(WHAT THE TASK REQUIRES):
Exactly repeat all the records below, omitting the images they hold.

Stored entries
┌──

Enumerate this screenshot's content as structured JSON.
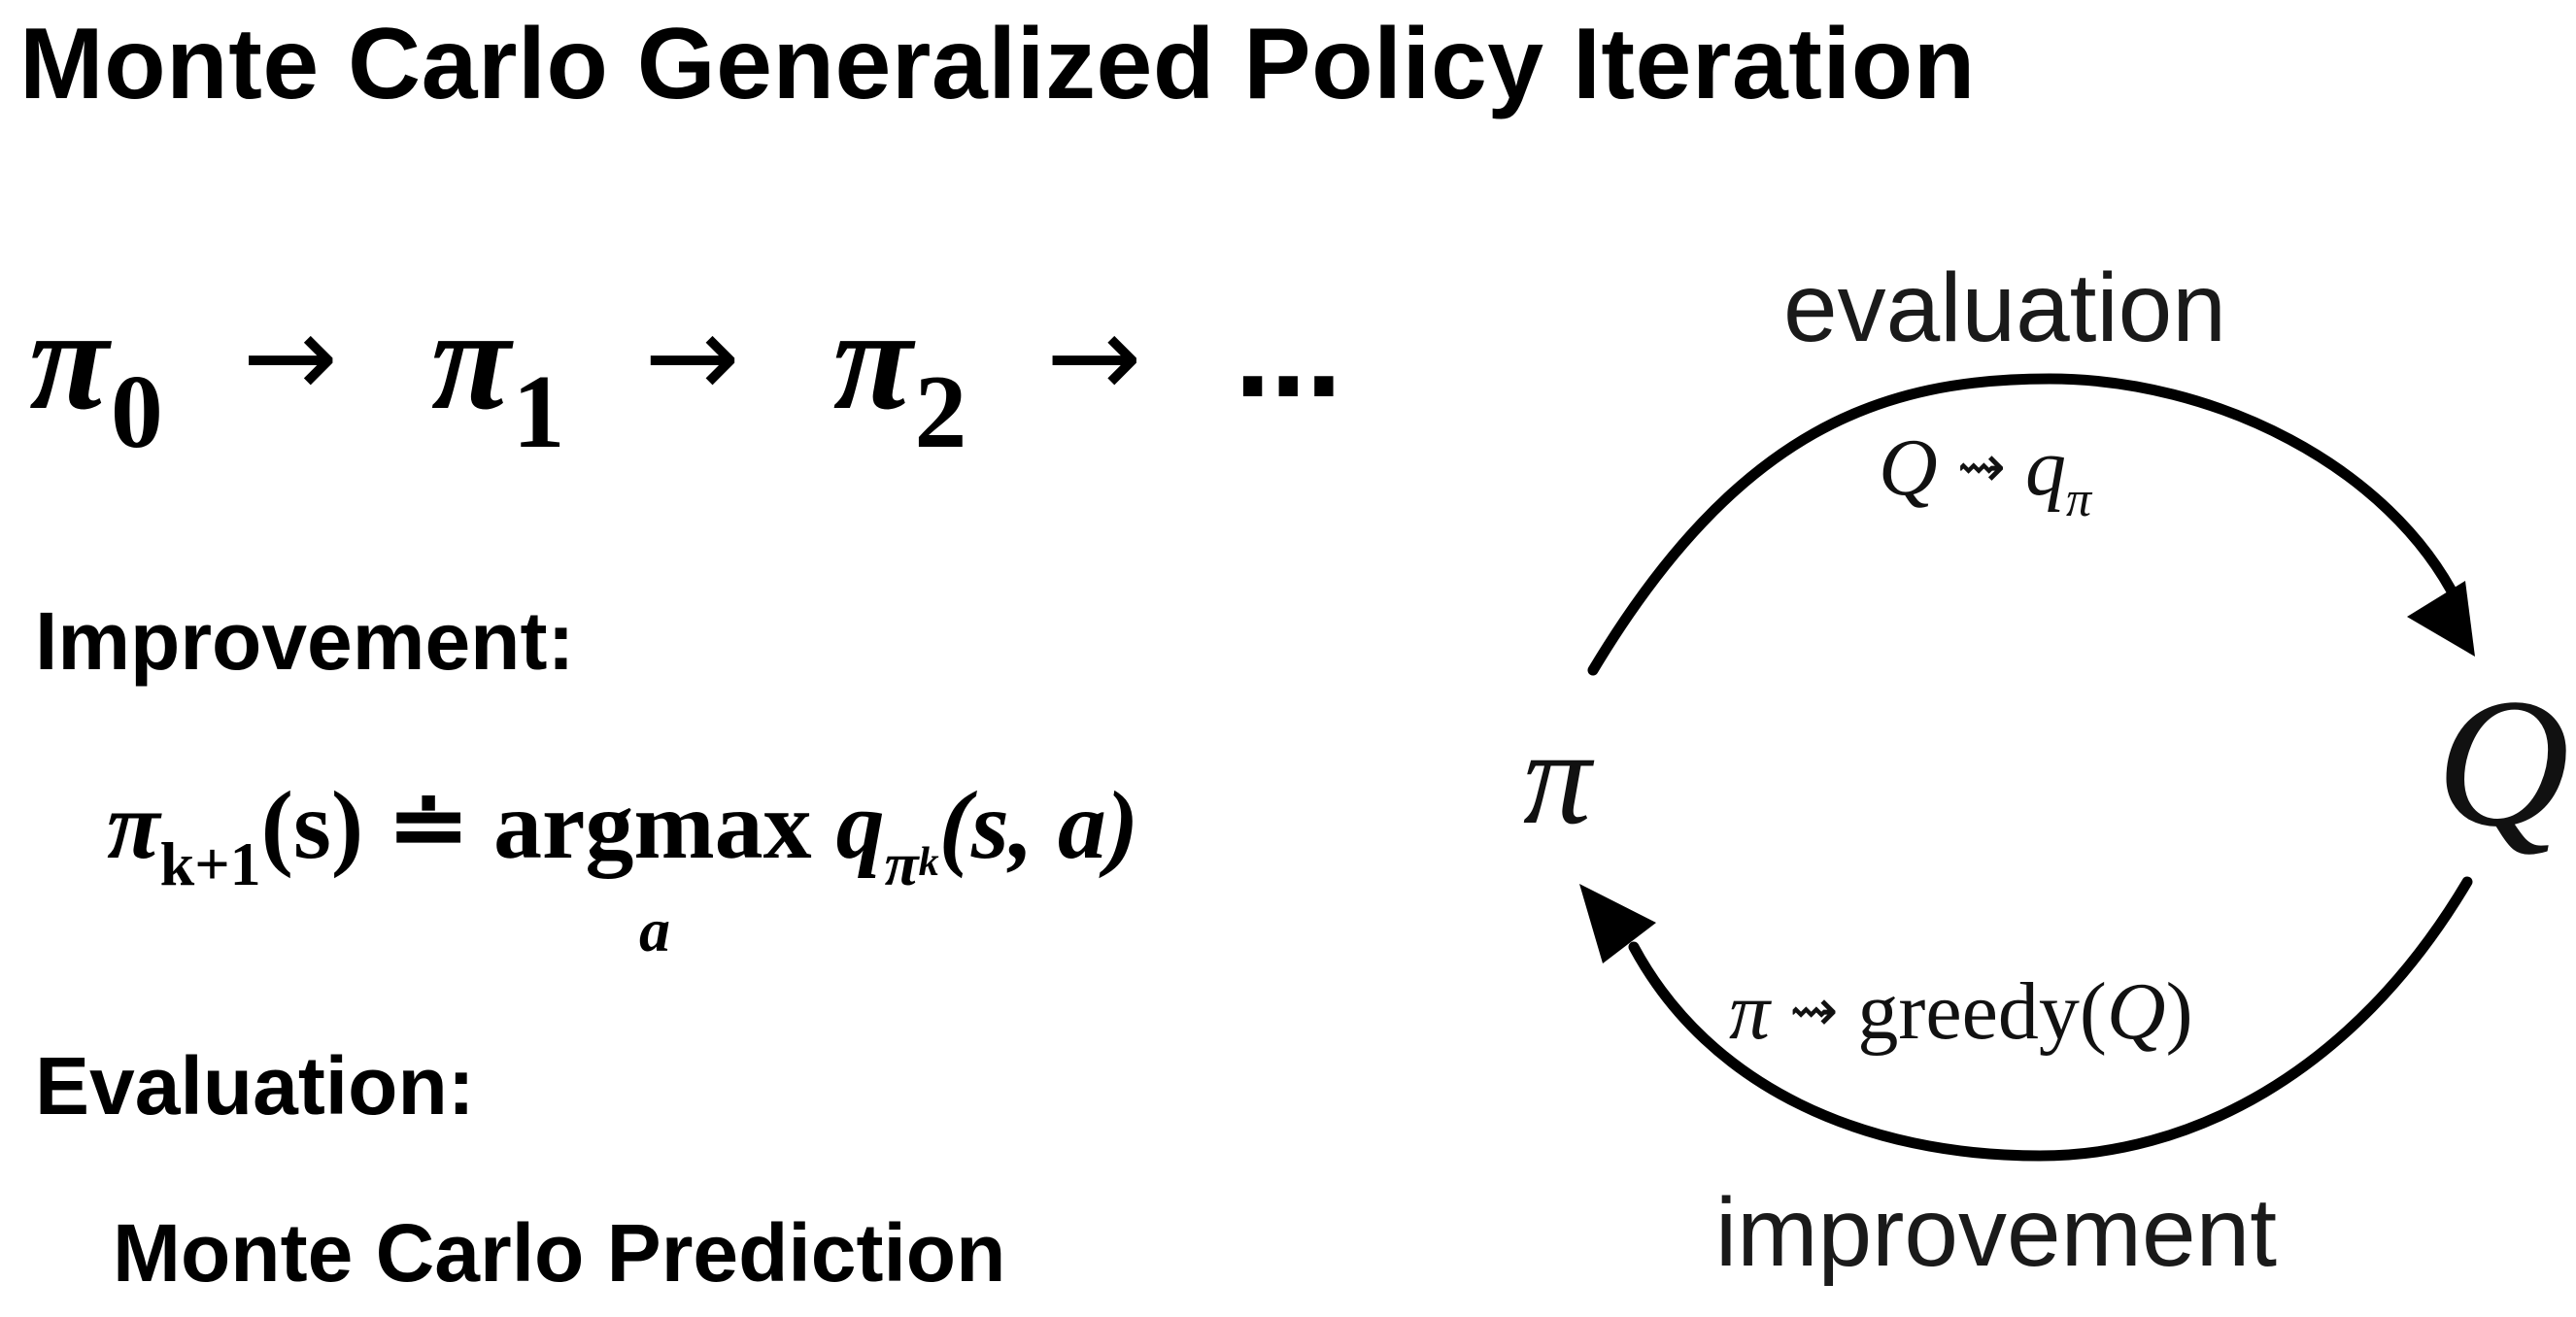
{
  "title": "Monte Carlo Generalized Policy Iteration",
  "sequence": {
    "policy_symbol": "π",
    "subscripts": [
      "0",
      "1",
      "2"
    ],
    "arrow": "→",
    "ellipsis": "…"
  },
  "improvement": {
    "heading": "Improvement:",
    "lhs_symbol": "π",
    "lhs_subscript": "k+1",
    "lhs_arg": "(s)",
    "relation": "≐",
    "operator": "argmax",
    "operator_subscript": "a",
    "q_symbol": "q",
    "q_subscript": "π",
    "q_subsubscript": "k",
    "q_args": "(s, a)"
  },
  "evaluation": {
    "heading": "Evaluation:",
    "method": "Monte Carlo Prediction"
  },
  "cycle": {
    "top_label": "evaluation",
    "bottom_label": "improvement",
    "left_node": "π",
    "right_node": "Q",
    "eval_formula": {
      "lhs": "Q",
      "arrow": "⇝",
      "rhs": "q",
      "rhs_subscript": "π"
    },
    "improve_formula": {
      "lhs": "π",
      "arrow": "⇝",
      "rhs": "greedy(",
      "rhs_arg": "Q",
      "rhs_close": ")"
    }
  }
}
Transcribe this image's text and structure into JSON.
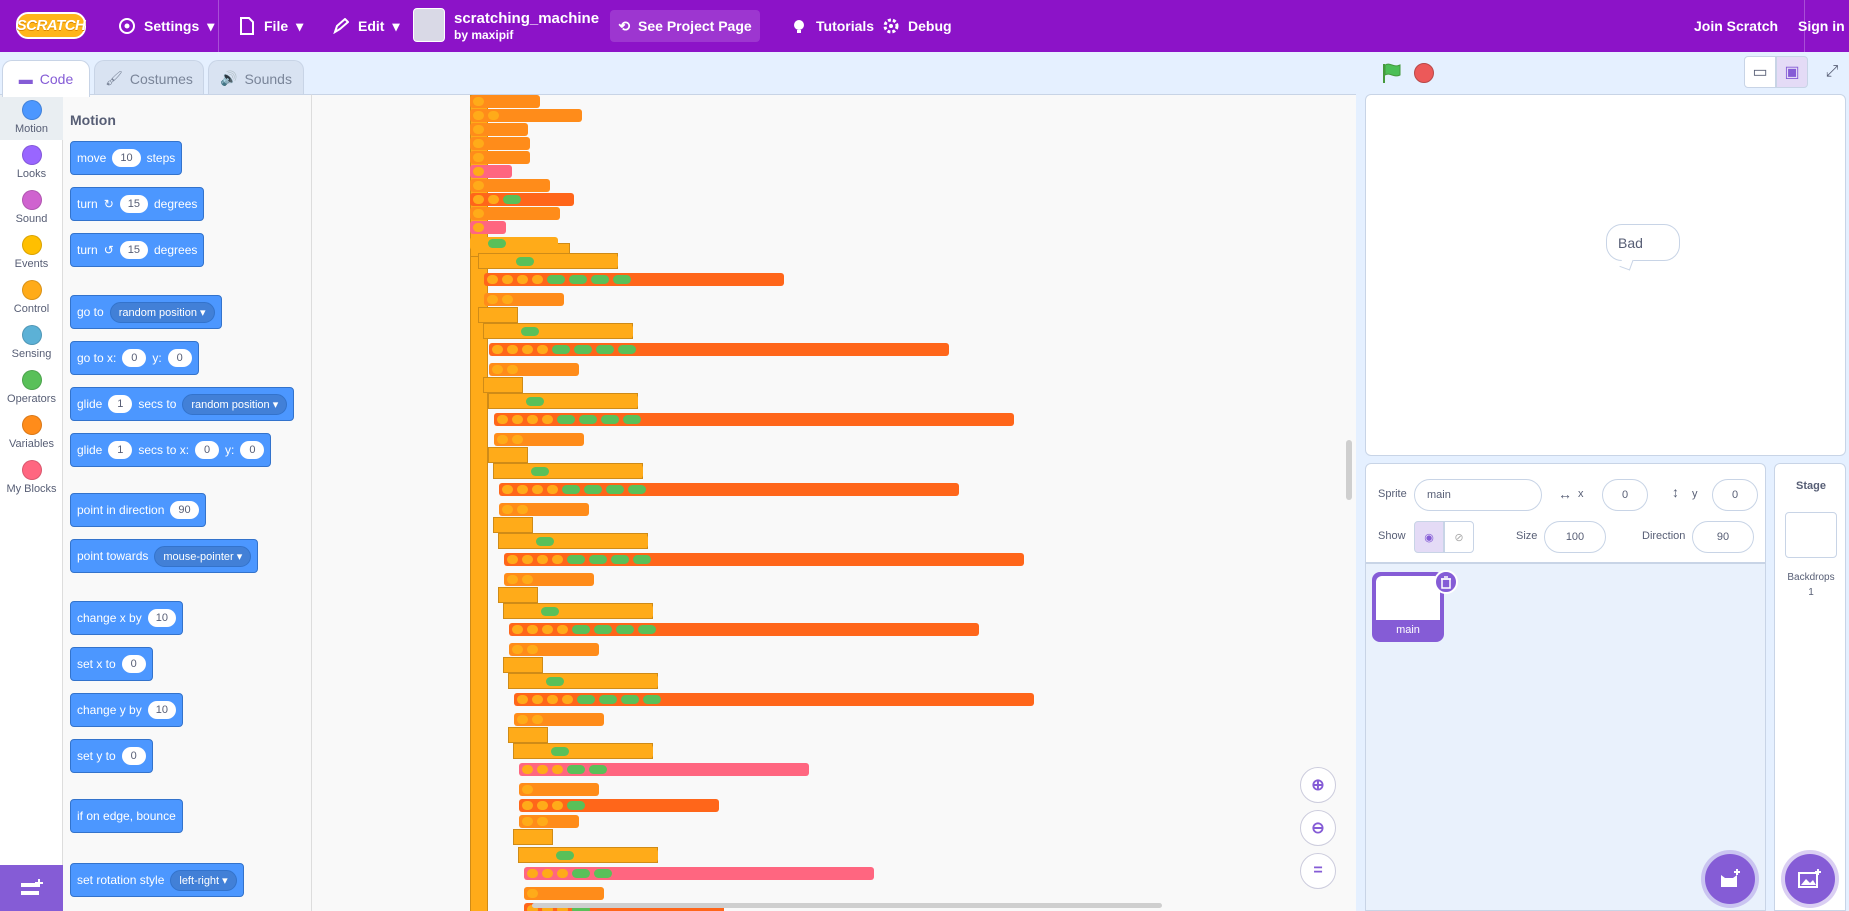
{
  "menubar": {
    "logo": "SCRATCH",
    "settings": "Settings",
    "file": "File",
    "edit": "Edit",
    "project_title": "scratching_machine",
    "project_by": "by maxipif",
    "see_project": "See Project Page",
    "tutorials": "Tutorials",
    "debug": "Debug",
    "join": "Join Scratch",
    "signin": "Sign in"
  },
  "tabs": [
    {
      "label": "Code"
    },
    {
      "label": "Costumes"
    },
    {
      "label": "Sounds"
    }
  ],
  "categories": [
    {
      "label": "Motion",
      "color": "#4c97ff"
    },
    {
      "label": "Looks",
      "color": "#9966ff"
    },
    {
      "label": "Sound",
      "color": "#cf63cf"
    },
    {
      "label": "Events",
      "color": "#ffbf00"
    },
    {
      "label": "Control",
      "color": "#ffab19"
    },
    {
      "label": "Sensing",
      "color": "#5cb1d6"
    },
    {
      "label": "Operators",
      "color": "#59c059"
    },
    {
      "label": "Variables",
      "color": "#ff8c1a"
    },
    {
      "label": "My Blocks",
      "color": "#ff6680"
    }
  ],
  "palette": {
    "heading": "Motion",
    "blocks": {
      "move": {
        "a": "move",
        "v": "10",
        "b": "steps"
      },
      "turn_right": {
        "a": "turn",
        "v": "15",
        "b": "degrees"
      },
      "turn_left": {
        "a": "turn",
        "v": "15",
        "b": "degrees"
      },
      "goto": {
        "a": "go to",
        "v": "random position"
      },
      "gotoxy": {
        "a": "go to x:",
        "x": "0",
        "y_label": "y:",
        "y": "0"
      },
      "glide_to": {
        "a": "glide",
        "v": "1",
        "b": "secs to",
        "c": "random position"
      },
      "glide_xy": {
        "a": "glide",
        "v": "1",
        "b": "secs to x:",
        "x": "0",
        "y_label": "y:",
        "y": "0"
      },
      "point_dir": {
        "a": "point in direction",
        "v": "90"
      },
      "point_towards": {
        "a": "point towards",
        "v": "mouse-pointer"
      },
      "change_x": {
        "a": "change x by",
        "v": "10"
      },
      "set_x": {
        "a": "set x to",
        "v": "0"
      },
      "change_y": {
        "a": "change y by",
        "v": "10"
      },
      "set_y": {
        "a": "set y to",
        "v": "0"
      },
      "bounce": {
        "a": "if on edge, bounce"
      },
      "rotation": {
        "a": "set rotation style",
        "v": "left-right"
      }
    }
  },
  "stage": {
    "speech": "Bad"
  },
  "sprite_info": {
    "sprite_label": "Sprite",
    "sprite_name": "main",
    "x_label": "x",
    "x": "0",
    "y_label": "y",
    "y": "0",
    "show_label": "Show",
    "size_label": "Size",
    "size": "100",
    "direction_label": "Direction",
    "direction": "90"
  },
  "sprites": [
    {
      "name": "main"
    }
  ],
  "stage_pane": {
    "title": "Stage",
    "backdrops_label": "Backdrops",
    "backdrops_count": "1"
  },
  "colors": {
    "menubar": "#8c13c8",
    "accent": "#855cd6",
    "motion": "#4c97ff",
    "control": "#ffab19",
    "variables": "#ff8c1a",
    "operators": "#59c059",
    "lists": "#ff661a",
    "myblocks": "#ff6680"
  }
}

└──

(OUTPUT OF THE EXERCISE):
Enumerate this screenshot's content as structured JSON.
{
  "title": "Monte Carlo Generalized Policy Iteration",
  "sequence": {
    "policy_symbol": "π",
    "subscripts": [
      "0",
      "1",
      "2"
    ],
    "arrow": "→",
    "ellipsis": "…"
  },
  "improvement": {
    "heading": "Improvement:",
    "lhs_symbol": "π",
    "lhs_subscript": "k+1",
    "lhs_arg": "(s)",
    "relation": "≐",
    "operator": "argmax",
    "operator_subscript": "a",
    "q_symbol": "q",
    "q_subscript": "π",
    "q_subsubscript": "k",
    "q_args": "(s, a)"
  },
  "evaluation": {
    "heading": "Evaluation:",
    "method": "Monte Carlo Prediction"
  },
  "cycle": {
    "top_label": "evaluation",
    "bottom_label": "improvement",
    "left_node": "π",
    "right_node": "Q",
    "eval_formula": {
      "lhs": "Q",
      "arrow": "⇝",
      "rhs": "q",
      "rhs_subscript": "π"
    },
    "improve_formula": {
      "lhs": "π",
      "arrow": "⇝",
      "rhs": "greedy(",
      "rhs_arg": "Q",
      "rhs_close": ")"
    }
  }
}
Transcribe this image's text and structure into JSON.
{
  "menubar": {
    "logo": "SCRATCH",
    "settings": "Settings",
    "file": "File",
    "edit": "Edit",
    "project_title": "scratching_machine",
    "project_by": "by maxipif",
    "see_project": "See Project Page",
    "tutorials": "Tutorials",
    "debug": "Debug",
    "join": "Join Scratch",
    "signin": "Sign in"
  },
  "tabs": [
    {
      "label": "Code"
    },
    {
      "label": "Costumes"
    },
    {
      "label": "Sounds"
    }
  ],
  "categories": [
    {
      "label": "Motion",
      "color": "#4c97ff"
    },
    {
      "label": "Looks",
      "color": "#9966ff"
    },
    {
      "label": "Sound",
      "color": "#cf63cf"
    },
    {
      "label": "Events",
      "color": "#ffbf00"
    },
    {
      "label": "Control",
      "color": "#ffab19"
    },
    {
      "label": "Sensing",
      "color": "#5cb1d6"
    },
    {
      "label": "Operators",
      "color": "#59c059"
    },
    {
      "label": "Variables",
      "color": "#ff8c1a"
    },
    {
      "label": "My Blocks",
      "color": "#ff6680"
    }
  ],
  "palette": {
    "heading": "Motion",
    "blocks": {
      "move": {
        "a": "move",
        "v": "10",
        "b": "steps"
      },
      "turn_right": {
        "a": "turn",
        "v": "15",
        "b": "degrees"
      },
      "turn_left": {
        "a": "turn",
        "v": "15",
        "b": "degrees"
      },
      "goto": {
        "a": "go to",
        "v": "random position"
      },
      "gotoxy": {
        "a": "go to x:",
        "x": "0",
        "y_label": "y:",
        "y": "0"
      },
      "glide_to": {
        "a": "glide",
        "v": "1",
        "b": "secs to",
        "c": "random position"
      },
      "glide_xy": {
        "a": "glide",
        "v": "1",
        "b": "secs to x:",
        "x": "0",
        "y_label": "y:",
        "y": "0"
      },
      "point_dir": {
        "a": "point in direction",
        "v": "90"
      },
      "point_towards": {
        "a": "point towards",
        "v": "mouse-pointer"
      },
      "change_x": {
        "a": "change x by",
        "v": "10"
      },
      "set_x": {
        "a": "set x to",
        "v": "0"
      },
      "change_y": {
        "a": "change y by",
        "v": "10"
      },
      "set_y": {
        "a": "set y to",
        "v": "0"
      },
      "bounce": {
        "a": "if on edge, bounce"
      },
      "rotation": {
        "a": "set rotation style",
        "v": "left-right"
      }
    }
  },
  "stage": {
    "speech": "Bad"
  },
  "sprite_info": {
    "sprite_label": "Sprite",
    "sprite_name": "main",
    "x_label": "x",
    "x": "0",
    "y_label": "y",
    "y": "0",
    "show_label": "Show",
    "size_label": "Size",
    "size": "100",
    "direction_label": "Direction",
    "direction": "90"
  },
  "sprites": [
    {
      "name": "main"
    }
  ],
  "stage_pane": {
    "title": "Stage",
    "backdrops_label": "Backdrops",
    "backdrops_count": "1"
  },
  "colors": {
    "menubar": "#8c13c8",
    "accent": "#855cd6",
    "motion": "#4c97ff",
    "control": "#ffab19",
    "variables": "#ff8c1a",
    "operators": "#59c059",
    "lists": "#ff661a",
    "myblocks": "#ff6680"
  }
}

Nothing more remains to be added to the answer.